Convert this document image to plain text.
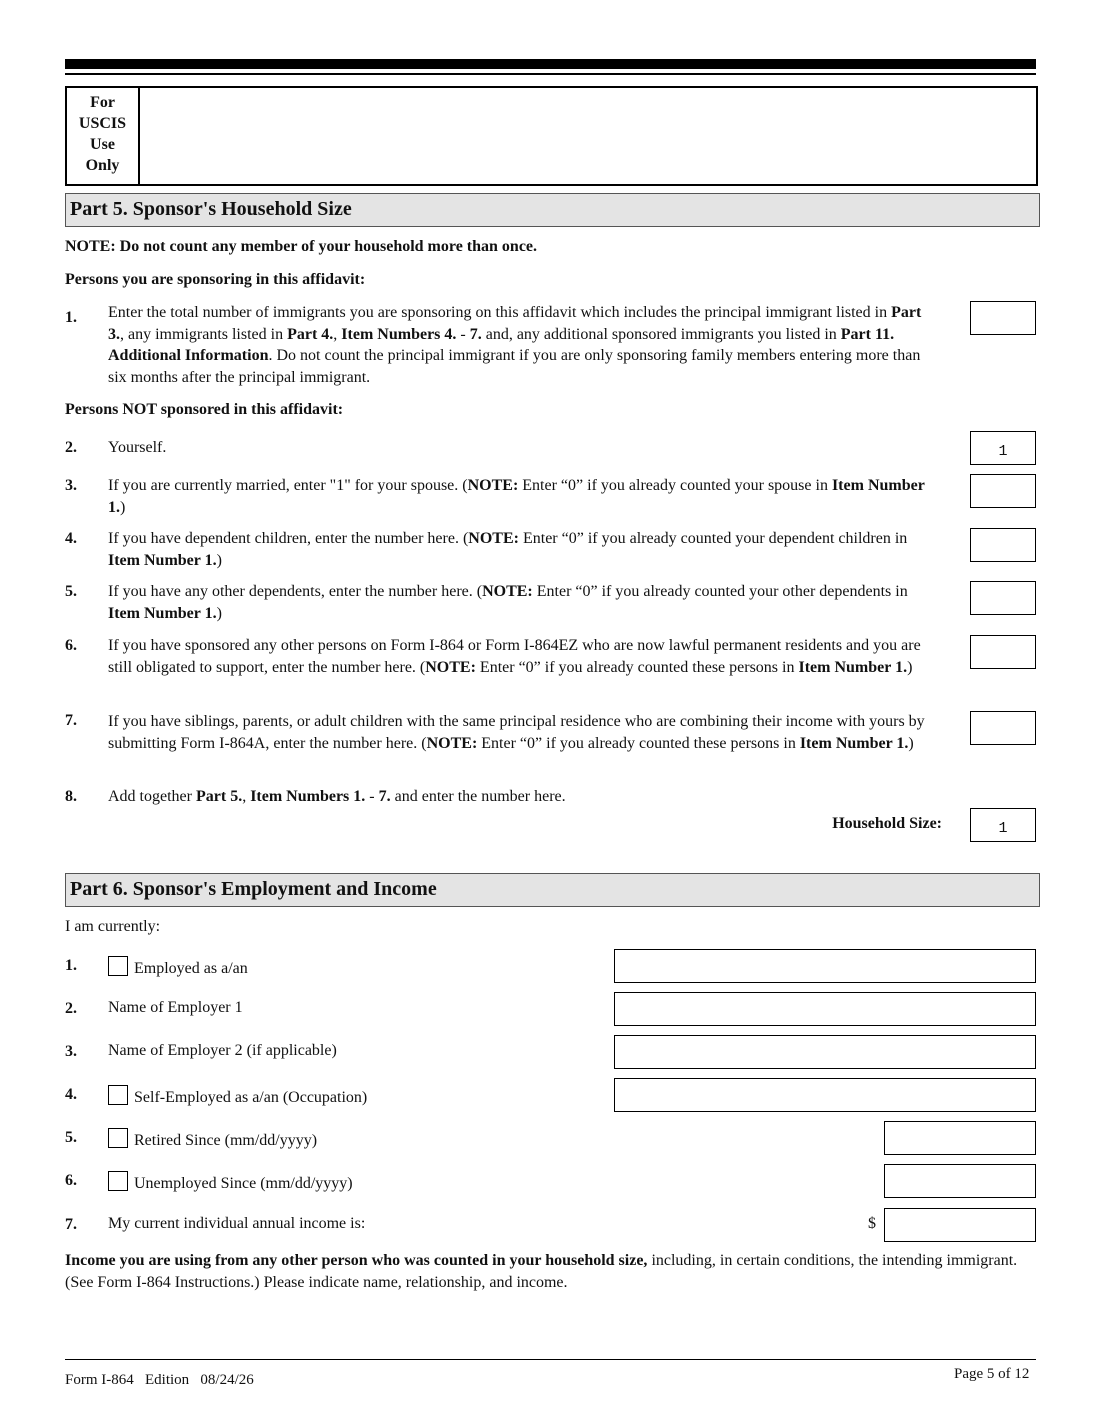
For
USCIS
Use
Only
Part 5. Sponsor's Household Size
NOTE: Do not count any member of your household more than once.
Persons you are sponsoring in this affidavit:
1. Enter the total number of immigrants you are sponsoring on this affidavit which includes the principal immigrant listed in Part 3., any immigrants listed in Part 4., Item Numbers 4. - 7. and, any additional sponsored immigrants you listed in Part 11. Additional Information. Do not count the principal immigrant if you are only sponsoring family members entering more than six months after the principal immigrant.
Persons NOT sponsored in this affidavit:
2. Yourself.	1
3. If you are currently married, enter "1" for your spouse. (NOTE: Enter “0” if you already counted your spouse in Item Number 1.)
4. If you have dependent children, enter the number here. (NOTE: Enter “0” if you already counted your dependent children in Item Number 1.)
5. If you have any other dependents, enter the number here. (NOTE: Enter “0” if you already counted your other dependents in Item Number 1.)
6. If you have sponsored any other persons on Form I-864 or Form I-864EZ who are now lawful permanent residents and you are still obligated to support, enter the number here. (NOTE: Enter “0” if you already counted these persons in Item Number 1.)
7. If you have siblings, parents, or adult children with the same principal residence who are combining their income with yours by submitting Form I-864A, enter the number here. (NOTE: Enter “0” if you already counted these persons in Item Number 1.)
8. Add together Part 5., Item Numbers 1. - 7. and enter the number here.
Household Size:	1
Part 6. Sponsor's Employment and Income
I am currently:
1.	Employed as a/an
2. Name of Employer 1
3. Name of Employer 2 (if applicable)
4.	Self-Employed as a/an (Occupation)
5.	Retired Since (mm/dd/yyyy)
6.	Unemployed Since (mm/dd/yyyy)
7. My current individual annual income is:	$
Income you are using from any other person who was counted in your household size, including, in certain conditions, the intending immigrant. (See Form I-864 Instructions.) Please indicate name, relationship, and income.
Form I-864   Edition   08/24/26	Page 5 of 12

......

Repeat each entry exactly as given; no pictures belong in the copy.

**In response:**
Convert this document image to plain text.
For
USCIS
Use
Only
Part 5. Sponsor's Household Size
NOTE: Do not count any member of your household more than once.
Persons you are sponsoring in this affidavit:
1. Enter the total number of immigrants you are sponsoring on this affidavit which includes the principal immigrant listed in Part 3., any immigrants listed in Part 4., Item Numbers 4. - 7. and, any additional sponsored immigrants you listed in Part 11. Additional Information. Do not count the principal immigrant if you are only sponsoring family members entering more than six months after the principal immigrant.
Persons NOT sponsored in this affidavit:
2. Yourself.	1
3. If you are currently married, enter "1" for your spouse. (NOTE: Enter “0” if you already counted your spouse in Item Number 1.)
4. If you have dependent children, enter the number here. (NOTE: Enter “0” if you already counted your dependent children in Item Number 1.)
5. If you have any other dependents, enter the number here. (NOTE: Enter “0” if you already counted your other dependents in Item Number 1.)
6. If you have sponsored any other persons on Form I-864 or Form I-864EZ who are now lawful permanent residents and you are still obligated to support, enter the number here. (NOTE: Enter “0” if you already counted these persons in Item Number 1.)
7. If you have siblings, parents, or adult children with the same principal residence who are combining their income with yours by submitting Form I-864A, enter the number here. (NOTE: Enter “0” if you already counted these persons in Item Number 1.)
8. Add together Part 5., Item Numbers 1. - 7. and enter the number here.
Household Size:	1
Part 6. Sponsor's Employment and Income
I am currently:
1.	Employed as a/an
2. Name of Employer 1
3. Name of Employer 2 (if applicable)
4.	Self-Employed as a/an (Occupation)
5.	Retired Since (mm/dd/yyyy)
6.	Unemployed Since (mm/dd/yyyy)
7. My current individual annual income is:	$
Income you are using from any other person who was counted in your household size, including, in certain conditions, the intending immigrant. (See Form I-864 Instructions.) Please indicate name, relationship, and income.
Form I-864   Edition   08/24/26	Page 5 of 12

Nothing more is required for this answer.